— AIM —
Gather all lines in the entries that include the word "величины".
———
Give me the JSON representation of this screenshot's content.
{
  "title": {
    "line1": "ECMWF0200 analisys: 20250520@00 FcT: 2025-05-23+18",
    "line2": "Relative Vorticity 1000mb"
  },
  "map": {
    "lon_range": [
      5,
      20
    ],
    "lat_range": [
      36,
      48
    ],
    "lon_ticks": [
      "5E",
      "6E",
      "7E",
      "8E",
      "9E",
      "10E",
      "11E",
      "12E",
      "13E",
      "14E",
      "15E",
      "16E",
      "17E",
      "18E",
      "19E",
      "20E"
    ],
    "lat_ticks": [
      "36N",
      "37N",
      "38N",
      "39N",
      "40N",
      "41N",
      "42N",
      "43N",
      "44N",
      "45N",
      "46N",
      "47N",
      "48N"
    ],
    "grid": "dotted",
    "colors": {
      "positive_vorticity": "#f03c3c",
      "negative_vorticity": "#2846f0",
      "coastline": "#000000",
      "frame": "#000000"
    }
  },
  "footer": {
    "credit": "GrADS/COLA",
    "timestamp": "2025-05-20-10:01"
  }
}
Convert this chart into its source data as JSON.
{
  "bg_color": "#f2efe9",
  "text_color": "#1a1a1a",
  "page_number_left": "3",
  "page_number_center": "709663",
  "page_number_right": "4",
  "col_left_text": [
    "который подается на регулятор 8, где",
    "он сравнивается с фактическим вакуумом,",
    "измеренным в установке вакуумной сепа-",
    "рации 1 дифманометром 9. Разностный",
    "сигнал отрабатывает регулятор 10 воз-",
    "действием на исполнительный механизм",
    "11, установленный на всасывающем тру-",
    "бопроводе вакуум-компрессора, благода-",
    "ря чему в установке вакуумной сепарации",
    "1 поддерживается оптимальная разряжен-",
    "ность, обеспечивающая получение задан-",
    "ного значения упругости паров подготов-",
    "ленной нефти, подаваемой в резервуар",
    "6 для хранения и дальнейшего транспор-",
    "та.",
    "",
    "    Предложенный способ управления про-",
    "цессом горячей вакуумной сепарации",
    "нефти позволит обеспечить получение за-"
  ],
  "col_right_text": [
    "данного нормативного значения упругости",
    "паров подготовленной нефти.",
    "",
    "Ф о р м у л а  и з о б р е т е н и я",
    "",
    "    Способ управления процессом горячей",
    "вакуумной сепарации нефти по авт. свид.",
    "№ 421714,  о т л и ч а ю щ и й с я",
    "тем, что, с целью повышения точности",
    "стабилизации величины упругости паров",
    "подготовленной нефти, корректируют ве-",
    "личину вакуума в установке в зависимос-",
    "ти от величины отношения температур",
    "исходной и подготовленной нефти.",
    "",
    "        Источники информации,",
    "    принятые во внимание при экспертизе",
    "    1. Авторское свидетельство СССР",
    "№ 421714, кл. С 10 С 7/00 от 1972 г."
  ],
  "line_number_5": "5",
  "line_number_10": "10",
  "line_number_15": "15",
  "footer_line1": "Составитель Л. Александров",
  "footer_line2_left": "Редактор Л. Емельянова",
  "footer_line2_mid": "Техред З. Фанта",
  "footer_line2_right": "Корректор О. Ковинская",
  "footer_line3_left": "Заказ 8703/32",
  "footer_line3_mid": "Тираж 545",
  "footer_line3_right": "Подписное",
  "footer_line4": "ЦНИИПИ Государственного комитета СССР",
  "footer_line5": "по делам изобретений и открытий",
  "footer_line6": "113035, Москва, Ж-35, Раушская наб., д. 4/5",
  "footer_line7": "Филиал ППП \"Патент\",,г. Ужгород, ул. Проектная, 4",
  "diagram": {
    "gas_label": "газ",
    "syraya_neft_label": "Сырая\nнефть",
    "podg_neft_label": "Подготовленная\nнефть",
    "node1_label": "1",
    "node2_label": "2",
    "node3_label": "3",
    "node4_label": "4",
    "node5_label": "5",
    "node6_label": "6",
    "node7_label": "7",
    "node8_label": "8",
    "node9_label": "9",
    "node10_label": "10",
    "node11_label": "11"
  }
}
———
— ANSWER TO THE TASK —
    "стабилизации величины упругости паров",
    "ти от величины отношения температур",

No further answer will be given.